## DATA TO PROCESS

^^^^

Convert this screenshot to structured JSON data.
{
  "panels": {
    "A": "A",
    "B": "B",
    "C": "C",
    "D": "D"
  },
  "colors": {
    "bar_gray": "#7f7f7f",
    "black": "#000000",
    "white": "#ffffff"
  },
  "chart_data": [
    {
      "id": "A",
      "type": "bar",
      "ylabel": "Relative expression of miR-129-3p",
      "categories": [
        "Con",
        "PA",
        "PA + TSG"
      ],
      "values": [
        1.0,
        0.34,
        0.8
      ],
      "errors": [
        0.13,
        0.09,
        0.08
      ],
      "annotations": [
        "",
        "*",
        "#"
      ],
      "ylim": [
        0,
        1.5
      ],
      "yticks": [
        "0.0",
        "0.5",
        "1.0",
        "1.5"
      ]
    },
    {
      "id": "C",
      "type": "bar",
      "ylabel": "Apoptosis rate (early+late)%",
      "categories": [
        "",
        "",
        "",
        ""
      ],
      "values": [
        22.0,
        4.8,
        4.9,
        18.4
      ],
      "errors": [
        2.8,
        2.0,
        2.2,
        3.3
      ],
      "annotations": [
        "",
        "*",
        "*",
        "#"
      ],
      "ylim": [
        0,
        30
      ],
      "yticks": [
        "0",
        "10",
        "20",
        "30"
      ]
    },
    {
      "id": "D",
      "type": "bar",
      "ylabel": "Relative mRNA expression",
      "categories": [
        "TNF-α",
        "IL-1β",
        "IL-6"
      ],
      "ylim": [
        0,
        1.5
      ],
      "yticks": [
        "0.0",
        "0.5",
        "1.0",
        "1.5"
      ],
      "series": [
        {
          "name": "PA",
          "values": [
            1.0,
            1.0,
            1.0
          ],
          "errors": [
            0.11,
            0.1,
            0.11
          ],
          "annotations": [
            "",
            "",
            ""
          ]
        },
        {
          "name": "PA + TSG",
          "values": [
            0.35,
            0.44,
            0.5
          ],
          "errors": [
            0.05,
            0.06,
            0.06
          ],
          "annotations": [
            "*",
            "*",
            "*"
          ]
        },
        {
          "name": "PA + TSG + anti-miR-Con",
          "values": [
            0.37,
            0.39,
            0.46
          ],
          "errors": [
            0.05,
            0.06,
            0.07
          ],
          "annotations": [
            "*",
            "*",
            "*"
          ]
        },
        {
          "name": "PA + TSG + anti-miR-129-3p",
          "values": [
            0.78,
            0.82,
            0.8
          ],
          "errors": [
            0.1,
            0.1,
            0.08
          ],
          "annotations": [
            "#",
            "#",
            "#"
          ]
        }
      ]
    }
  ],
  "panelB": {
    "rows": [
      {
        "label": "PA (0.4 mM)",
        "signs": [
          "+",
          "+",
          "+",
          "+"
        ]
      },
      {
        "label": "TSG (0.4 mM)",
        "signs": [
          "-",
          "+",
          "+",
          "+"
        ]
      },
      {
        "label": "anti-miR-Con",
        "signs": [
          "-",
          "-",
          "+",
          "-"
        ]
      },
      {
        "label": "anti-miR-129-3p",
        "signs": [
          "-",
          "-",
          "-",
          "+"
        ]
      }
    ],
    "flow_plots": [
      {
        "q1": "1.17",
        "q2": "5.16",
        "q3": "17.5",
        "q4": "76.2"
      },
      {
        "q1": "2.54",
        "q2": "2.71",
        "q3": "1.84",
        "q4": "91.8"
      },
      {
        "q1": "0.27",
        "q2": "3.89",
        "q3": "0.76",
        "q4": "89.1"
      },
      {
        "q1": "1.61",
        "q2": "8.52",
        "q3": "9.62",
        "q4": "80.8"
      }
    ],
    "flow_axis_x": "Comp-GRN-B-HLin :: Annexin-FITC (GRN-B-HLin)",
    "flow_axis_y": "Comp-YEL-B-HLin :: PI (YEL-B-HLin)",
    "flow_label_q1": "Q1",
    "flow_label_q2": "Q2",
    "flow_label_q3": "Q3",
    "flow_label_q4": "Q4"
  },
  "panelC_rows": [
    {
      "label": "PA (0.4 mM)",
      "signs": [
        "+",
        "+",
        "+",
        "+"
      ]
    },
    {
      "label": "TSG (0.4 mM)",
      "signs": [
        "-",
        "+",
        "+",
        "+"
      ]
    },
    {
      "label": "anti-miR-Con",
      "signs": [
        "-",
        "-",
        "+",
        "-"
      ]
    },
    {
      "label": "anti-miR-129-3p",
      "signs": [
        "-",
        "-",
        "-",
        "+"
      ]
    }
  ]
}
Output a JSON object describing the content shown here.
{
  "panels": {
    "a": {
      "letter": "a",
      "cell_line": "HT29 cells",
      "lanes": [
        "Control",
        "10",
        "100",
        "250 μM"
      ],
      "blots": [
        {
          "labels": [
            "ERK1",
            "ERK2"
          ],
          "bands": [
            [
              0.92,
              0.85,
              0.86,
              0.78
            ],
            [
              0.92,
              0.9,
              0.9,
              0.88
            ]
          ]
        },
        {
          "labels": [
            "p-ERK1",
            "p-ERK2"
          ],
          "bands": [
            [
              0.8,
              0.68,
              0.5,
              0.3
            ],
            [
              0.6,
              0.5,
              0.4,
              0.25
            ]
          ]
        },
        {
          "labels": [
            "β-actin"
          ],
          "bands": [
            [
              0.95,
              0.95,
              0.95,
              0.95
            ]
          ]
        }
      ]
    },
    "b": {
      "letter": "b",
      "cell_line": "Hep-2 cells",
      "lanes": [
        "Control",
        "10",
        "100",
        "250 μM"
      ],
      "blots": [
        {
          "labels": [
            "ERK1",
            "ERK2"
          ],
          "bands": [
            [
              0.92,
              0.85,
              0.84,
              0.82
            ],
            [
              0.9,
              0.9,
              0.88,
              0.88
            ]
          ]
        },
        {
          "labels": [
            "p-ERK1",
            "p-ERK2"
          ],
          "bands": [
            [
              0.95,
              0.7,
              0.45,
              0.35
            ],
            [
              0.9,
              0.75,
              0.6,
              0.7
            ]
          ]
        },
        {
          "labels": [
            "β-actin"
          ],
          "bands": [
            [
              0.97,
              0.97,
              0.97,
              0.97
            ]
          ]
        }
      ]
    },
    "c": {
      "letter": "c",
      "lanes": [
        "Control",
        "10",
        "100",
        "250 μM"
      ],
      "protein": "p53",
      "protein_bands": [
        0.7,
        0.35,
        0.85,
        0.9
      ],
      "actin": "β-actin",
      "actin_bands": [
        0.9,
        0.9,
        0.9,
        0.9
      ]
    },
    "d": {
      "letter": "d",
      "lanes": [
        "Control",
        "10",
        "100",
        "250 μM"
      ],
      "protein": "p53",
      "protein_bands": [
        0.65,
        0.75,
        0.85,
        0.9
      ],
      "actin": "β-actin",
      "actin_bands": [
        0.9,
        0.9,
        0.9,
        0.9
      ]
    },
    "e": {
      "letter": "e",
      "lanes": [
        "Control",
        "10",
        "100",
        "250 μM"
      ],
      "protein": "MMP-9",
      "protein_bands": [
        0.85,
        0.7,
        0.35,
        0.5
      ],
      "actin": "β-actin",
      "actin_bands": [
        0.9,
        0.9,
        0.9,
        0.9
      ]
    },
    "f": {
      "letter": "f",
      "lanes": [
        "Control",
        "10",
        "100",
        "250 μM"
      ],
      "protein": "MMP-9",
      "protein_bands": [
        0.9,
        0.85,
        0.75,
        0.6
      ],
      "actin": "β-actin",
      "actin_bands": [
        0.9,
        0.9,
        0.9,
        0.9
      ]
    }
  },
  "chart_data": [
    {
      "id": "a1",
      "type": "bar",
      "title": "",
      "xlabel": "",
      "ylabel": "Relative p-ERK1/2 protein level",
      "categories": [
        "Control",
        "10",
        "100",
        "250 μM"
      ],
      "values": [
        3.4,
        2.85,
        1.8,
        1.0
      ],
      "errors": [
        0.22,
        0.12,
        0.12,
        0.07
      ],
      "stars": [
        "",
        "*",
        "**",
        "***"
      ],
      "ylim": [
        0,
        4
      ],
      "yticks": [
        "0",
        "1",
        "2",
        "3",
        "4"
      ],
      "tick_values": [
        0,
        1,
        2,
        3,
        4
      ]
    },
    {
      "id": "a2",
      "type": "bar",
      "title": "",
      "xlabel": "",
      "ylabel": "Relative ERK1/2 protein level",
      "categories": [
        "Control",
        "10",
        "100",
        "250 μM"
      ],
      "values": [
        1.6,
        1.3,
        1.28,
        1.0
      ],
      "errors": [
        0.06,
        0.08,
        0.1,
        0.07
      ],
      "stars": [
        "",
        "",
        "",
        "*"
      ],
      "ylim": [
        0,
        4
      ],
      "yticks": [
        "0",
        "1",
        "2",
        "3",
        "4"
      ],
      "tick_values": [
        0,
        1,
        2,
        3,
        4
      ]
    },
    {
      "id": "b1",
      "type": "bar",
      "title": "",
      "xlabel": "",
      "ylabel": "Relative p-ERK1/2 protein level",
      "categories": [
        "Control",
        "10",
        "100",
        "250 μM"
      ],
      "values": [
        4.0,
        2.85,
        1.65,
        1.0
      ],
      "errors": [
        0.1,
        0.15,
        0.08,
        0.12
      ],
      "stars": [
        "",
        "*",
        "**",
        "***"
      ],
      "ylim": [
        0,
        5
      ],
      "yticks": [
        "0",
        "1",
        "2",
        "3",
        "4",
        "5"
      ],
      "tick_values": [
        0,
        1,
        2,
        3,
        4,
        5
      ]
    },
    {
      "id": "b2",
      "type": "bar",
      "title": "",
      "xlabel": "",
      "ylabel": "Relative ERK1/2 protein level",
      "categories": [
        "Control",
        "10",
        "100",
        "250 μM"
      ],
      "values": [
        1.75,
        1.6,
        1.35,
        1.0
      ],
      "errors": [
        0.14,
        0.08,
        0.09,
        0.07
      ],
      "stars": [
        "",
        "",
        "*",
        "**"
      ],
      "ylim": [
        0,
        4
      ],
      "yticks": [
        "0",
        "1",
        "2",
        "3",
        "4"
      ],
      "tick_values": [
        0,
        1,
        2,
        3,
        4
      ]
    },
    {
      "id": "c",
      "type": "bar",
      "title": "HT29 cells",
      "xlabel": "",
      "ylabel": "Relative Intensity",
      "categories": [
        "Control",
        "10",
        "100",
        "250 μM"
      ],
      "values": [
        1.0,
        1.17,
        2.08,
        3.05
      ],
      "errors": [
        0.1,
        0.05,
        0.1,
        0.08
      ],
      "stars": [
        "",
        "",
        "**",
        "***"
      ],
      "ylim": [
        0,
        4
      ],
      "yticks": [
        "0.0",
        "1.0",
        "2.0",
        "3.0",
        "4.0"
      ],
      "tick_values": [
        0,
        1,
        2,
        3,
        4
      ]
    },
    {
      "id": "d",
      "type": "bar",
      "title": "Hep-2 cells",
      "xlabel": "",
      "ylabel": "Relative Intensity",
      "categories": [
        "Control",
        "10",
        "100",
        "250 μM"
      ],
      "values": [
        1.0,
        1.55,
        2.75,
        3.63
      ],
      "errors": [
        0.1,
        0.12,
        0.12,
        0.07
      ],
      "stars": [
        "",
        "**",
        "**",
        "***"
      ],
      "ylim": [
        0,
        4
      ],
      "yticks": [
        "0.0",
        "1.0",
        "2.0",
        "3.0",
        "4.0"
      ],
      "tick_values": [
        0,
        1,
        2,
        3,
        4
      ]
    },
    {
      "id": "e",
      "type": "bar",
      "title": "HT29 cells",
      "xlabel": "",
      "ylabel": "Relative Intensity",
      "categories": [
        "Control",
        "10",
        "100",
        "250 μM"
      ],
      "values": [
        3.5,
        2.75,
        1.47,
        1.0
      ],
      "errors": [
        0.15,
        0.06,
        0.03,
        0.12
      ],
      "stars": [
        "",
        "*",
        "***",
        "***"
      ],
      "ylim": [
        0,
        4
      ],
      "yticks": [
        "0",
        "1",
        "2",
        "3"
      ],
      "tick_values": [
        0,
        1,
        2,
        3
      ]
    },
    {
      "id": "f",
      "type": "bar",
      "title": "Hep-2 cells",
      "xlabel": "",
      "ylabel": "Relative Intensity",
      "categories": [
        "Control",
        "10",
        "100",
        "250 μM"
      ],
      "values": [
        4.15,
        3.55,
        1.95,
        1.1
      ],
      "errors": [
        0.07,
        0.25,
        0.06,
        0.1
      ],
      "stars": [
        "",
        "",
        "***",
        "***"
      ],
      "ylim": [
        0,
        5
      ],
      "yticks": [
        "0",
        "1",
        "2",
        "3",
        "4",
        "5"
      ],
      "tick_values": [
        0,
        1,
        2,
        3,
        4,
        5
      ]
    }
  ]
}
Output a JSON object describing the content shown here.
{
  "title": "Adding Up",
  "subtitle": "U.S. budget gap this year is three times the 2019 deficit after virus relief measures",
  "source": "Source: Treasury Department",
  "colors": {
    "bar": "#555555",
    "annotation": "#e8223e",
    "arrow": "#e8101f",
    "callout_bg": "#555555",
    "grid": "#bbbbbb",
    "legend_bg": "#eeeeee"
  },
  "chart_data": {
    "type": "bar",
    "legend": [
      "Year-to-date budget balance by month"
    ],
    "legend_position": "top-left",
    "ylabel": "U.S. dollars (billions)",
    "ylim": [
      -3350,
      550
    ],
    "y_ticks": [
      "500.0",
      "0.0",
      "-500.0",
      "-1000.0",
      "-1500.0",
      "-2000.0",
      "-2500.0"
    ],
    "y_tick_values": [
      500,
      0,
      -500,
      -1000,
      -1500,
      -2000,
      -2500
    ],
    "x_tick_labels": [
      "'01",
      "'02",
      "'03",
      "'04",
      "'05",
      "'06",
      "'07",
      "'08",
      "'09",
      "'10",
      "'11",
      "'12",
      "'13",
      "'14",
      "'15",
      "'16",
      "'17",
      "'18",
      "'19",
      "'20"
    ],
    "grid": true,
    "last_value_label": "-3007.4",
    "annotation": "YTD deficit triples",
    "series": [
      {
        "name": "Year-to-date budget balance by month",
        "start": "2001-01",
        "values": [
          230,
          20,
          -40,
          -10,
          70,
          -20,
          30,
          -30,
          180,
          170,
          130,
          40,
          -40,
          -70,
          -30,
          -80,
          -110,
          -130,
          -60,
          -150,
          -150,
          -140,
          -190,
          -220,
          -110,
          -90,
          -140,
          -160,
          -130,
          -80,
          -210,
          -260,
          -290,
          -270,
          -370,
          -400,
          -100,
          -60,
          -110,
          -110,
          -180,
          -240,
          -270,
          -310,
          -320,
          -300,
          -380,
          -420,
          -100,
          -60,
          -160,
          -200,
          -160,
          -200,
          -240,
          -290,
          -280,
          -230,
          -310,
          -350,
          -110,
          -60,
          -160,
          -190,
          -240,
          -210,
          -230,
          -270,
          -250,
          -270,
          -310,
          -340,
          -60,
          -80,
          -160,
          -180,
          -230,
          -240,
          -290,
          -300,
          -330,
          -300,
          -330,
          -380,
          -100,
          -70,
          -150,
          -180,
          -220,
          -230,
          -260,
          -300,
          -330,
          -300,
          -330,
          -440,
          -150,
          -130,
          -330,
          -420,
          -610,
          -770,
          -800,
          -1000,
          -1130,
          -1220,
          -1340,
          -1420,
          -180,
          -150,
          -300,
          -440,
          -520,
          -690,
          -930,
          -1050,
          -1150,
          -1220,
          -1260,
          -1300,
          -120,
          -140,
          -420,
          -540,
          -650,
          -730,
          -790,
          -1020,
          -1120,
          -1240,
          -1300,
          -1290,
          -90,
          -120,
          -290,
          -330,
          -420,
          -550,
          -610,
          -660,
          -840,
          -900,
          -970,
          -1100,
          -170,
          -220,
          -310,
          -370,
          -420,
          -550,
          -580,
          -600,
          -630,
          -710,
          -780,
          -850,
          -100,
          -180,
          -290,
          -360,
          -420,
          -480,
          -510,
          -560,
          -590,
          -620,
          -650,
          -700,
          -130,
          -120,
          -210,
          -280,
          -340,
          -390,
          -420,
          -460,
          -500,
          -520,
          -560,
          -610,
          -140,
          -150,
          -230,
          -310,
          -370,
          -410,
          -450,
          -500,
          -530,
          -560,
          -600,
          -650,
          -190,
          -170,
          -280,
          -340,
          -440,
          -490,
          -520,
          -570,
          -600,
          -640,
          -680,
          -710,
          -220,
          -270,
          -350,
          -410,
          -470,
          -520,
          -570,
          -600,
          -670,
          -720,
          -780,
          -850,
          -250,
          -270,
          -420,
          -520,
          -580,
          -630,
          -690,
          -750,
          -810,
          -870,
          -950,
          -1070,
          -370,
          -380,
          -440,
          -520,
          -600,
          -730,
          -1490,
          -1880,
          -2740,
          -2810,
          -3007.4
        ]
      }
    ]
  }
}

^^^^

## THE PROBLEM
Pick out every line above that contains the word "balance" and copy it.

## TASK OUTPUT
      "Year-to-date budget balance by month"
        "name": "Year-to-date budget balance by month",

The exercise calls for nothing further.